Set down all of the data exactly as it appears.

━━━

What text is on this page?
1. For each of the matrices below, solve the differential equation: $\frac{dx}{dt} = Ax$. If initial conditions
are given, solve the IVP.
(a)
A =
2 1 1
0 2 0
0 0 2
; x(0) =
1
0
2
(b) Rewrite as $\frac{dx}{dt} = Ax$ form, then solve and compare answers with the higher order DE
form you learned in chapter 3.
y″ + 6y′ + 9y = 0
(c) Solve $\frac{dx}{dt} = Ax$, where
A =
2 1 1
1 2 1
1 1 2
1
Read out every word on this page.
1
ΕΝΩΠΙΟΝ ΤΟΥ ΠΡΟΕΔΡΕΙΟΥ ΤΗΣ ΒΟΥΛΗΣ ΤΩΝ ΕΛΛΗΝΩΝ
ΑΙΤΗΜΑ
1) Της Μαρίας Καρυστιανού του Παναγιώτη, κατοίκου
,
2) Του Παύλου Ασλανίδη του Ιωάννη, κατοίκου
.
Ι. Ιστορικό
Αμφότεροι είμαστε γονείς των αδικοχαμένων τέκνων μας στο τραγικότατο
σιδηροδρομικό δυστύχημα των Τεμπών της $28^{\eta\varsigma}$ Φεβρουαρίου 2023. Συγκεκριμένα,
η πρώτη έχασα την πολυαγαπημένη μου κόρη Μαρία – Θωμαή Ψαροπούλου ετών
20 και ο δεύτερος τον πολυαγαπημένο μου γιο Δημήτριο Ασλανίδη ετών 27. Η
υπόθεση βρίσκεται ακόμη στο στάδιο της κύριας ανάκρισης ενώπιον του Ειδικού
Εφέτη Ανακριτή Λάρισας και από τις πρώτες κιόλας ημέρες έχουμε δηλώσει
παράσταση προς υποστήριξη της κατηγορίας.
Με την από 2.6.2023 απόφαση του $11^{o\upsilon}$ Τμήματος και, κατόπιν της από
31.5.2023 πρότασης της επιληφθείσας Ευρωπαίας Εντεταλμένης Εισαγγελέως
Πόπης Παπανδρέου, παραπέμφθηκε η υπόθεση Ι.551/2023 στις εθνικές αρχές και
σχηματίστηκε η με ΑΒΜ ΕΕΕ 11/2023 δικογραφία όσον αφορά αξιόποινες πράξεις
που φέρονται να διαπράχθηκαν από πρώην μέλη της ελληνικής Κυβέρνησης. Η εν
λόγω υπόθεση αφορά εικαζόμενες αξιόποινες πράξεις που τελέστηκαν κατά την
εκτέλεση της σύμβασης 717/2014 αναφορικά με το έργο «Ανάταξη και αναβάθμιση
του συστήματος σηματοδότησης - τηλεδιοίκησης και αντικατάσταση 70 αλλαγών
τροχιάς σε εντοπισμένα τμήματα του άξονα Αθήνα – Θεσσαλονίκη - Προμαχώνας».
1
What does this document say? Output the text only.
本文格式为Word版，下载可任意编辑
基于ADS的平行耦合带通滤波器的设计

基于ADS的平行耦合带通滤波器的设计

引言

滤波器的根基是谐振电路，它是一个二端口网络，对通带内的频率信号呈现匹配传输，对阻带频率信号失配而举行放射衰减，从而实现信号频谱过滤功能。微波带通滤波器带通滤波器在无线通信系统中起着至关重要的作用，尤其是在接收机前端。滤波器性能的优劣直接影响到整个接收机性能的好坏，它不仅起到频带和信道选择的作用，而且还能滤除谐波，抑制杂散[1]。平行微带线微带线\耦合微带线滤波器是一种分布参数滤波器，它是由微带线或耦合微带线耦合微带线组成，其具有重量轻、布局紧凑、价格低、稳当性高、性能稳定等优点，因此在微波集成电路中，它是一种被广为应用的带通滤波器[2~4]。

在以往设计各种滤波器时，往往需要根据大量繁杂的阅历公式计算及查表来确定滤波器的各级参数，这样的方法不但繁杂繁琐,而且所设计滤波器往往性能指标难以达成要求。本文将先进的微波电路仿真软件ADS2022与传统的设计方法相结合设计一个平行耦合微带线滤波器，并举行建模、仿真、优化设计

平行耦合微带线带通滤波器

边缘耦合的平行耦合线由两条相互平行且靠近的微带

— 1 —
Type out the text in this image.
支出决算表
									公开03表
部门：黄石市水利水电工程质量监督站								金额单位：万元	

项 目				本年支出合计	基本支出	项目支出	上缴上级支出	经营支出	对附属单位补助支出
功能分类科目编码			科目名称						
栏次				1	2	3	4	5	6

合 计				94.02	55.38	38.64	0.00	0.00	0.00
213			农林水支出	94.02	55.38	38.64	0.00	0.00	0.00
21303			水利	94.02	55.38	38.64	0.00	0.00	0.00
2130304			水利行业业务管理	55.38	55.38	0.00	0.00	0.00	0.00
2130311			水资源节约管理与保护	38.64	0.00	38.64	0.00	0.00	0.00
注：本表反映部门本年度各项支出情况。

━━━

# Exercise solution
What text is on this page?
1. For each of the matrices below, solve the differential equation: $\frac{dx}{dt} = Ax$. If initial conditions
are given, solve the IVP.
(a)
A =
2 1 1
0 2 0
0 0 2
; x(0) =
1
0
2
(b) Rewrite as $\frac{dx}{dt} = Ax$ form, then solve and compare answers with the higher order DE
form you learned in chapter 3.
y″ + 6y′ + 9y = 0
(c) Solve $\frac{dx}{dt} = Ax$, where
A =
2 1 1
1 2 1
1 1 2
1
Read out every word on this page.
1
ΕΝΩΠΙΟΝ ΤΟΥ ΠΡΟΕΔΡΕΙΟΥ ΤΗΣ ΒΟΥΛΗΣ ΤΩΝ ΕΛΛΗΝΩΝ
ΑΙΤΗΜΑ
1) Της Μαρίας Καρυστιανού του Παναγιώτη, κατοίκου
,
2) Του Παύλου Ασλανίδη του Ιωάννη, κατοίκου
.
Ι. Ιστορικό
Αμφότεροι είμαστε γονείς των αδικοχαμένων τέκνων μας στο τραγικότατο
σιδηροδρομικό δυστύχημα των Τεμπών της $28^{\eta\varsigma}$ Φεβρουαρίου 2023. Συγκεκριμένα,
η πρώτη έχασα την πολυαγαπημένη μου κόρη Μαρία – Θωμαή Ψαροπούλου ετών
20 και ο δεύτερος τον πολυαγαπημένο μου γιο Δημήτριο Ασλανίδη ετών 27. Η
υπόθεση βρίσκεται ακόμη στο στάδιο της κύριας ανάκρισης ενώπιον του Ειδικού
Εφέτη Ανακριτή Λάρισας και από τις πρώτες κιόλας ημέρες έχουμε δηλώσει
παράσταση προς υποστήριξη της κατηγορίας.
Με την από 2.6.2023 απόφαση του $11^{o\upsilon}$ Τμήματος και, κατόπιν της από
31.5.2023 πρότασης της επιληφθείσας Ευρωπαίας Εντεταλμένης Εισαγγελέως
Πόπης Παπανδρέου, παραπέμφθηκε η υπόθεση Ι.551/2023 στις εθνικές αρχές και
σχηματίστηκε η με ΑΒΜ ΕΕΕ 11/2023 δικογραφία όσον αφορά αξιόποινες πράξεις
που φέρονται να διαπράχθηκαν από πρώην μέλη της ελληνικής Κυβέρνησης. Η εν
λόγω υπόθεση αφορά εικαζόμενες αξιόποινες πράξεις που τελέστηκαν κατά την
εκτέλεση της σύμβασης 717/2014 αναφορικά με το έργο «Ανάταξη και αναβάθμιση
του συστήματος σηματοδότησης - τηλεδιοίκησης και αντικατάσταση 70 αλλαγών
τροχιάς σε εντοπισμένα τμήματα του άξονα Αθήνα – Θεσσαλονίκη - Προμαχώνας».
1
What does this document say? Output the text only.
本文格式为Word版，下载可任意编辑
基于ADS的平行耦合带通滤波器的设计

基于ADS的平行耦合带通滤波器的设计

引言

滤波器的根基是谐振电路，它是一个二端口网络，对通带内的频率信号呈现匹配传输，对阻带频率信号失配而举行放射衰减，从而实现信号频谱过滤功能。微波带通滤波器带通滤波器在无线通信系统中起着至关重要的作用，尤其是在接收机前端。滤波器性能的优劣直接影响到整个接收机性能的好坏，它不仅起到频带和信道选择的作用，而且还能滤除谐波，抑制杂散[1]。平行微带线微带线\耦合微带线滤波器是一种分布参数滤波器，它是由微带线或耦合微带线耦合微带线组成，其具有重量轻、布局紧凑、价格低、稳当性高、性能稳定等优点，因此在微波集成电路中，它是一种被广为应用的带通滤波器[2~4]。

在以往设计各种滤波器时，往往需要根据大量繁杂的阅历公式计算及查表来确定滤波器的各级参数，这样的方法不但繁杂繁琐,而且所设计滤波器往往性能指标难以达成要求。本文将先进的微波电路仿真软件ADS2022与传统的设计方法相结合设计一个平行耦合微带线滤波器，并举行建模、仿真、优化设计

平行耦合微带线带通滤波器

边缘耦合的平行耦合线由两条相互平行且靠近的微带

— 1 —
Type out the text in this image.
支出决算表
									公开03表
部门：黄石市水利水电工程质量监督站								金额单位：万元	

项 目				本年支出合计	基本支出	项目支出	上缴上级支出	经营支出	对附属单位补助支出
功能分类科目编码			科目名称						
栏次				1	2	3	4	5	6

合 计				94.02	55.38	38.64	0.00	0.00	0.00
213			农林水支出	94.02	55.38	38.64	0.00	0.00	0.00
21303			水利	94.02	55.38	38.64	0.00	0.00	0.00
2130304			水利行业业务管理	55.38	55.38	0.00	0.00	0.00	0.00
2130311			水资源节约管理与保护	38.64	0.00	38.64	0.00	0.00	0.00
注：本表反映部门本年度各项支出情况。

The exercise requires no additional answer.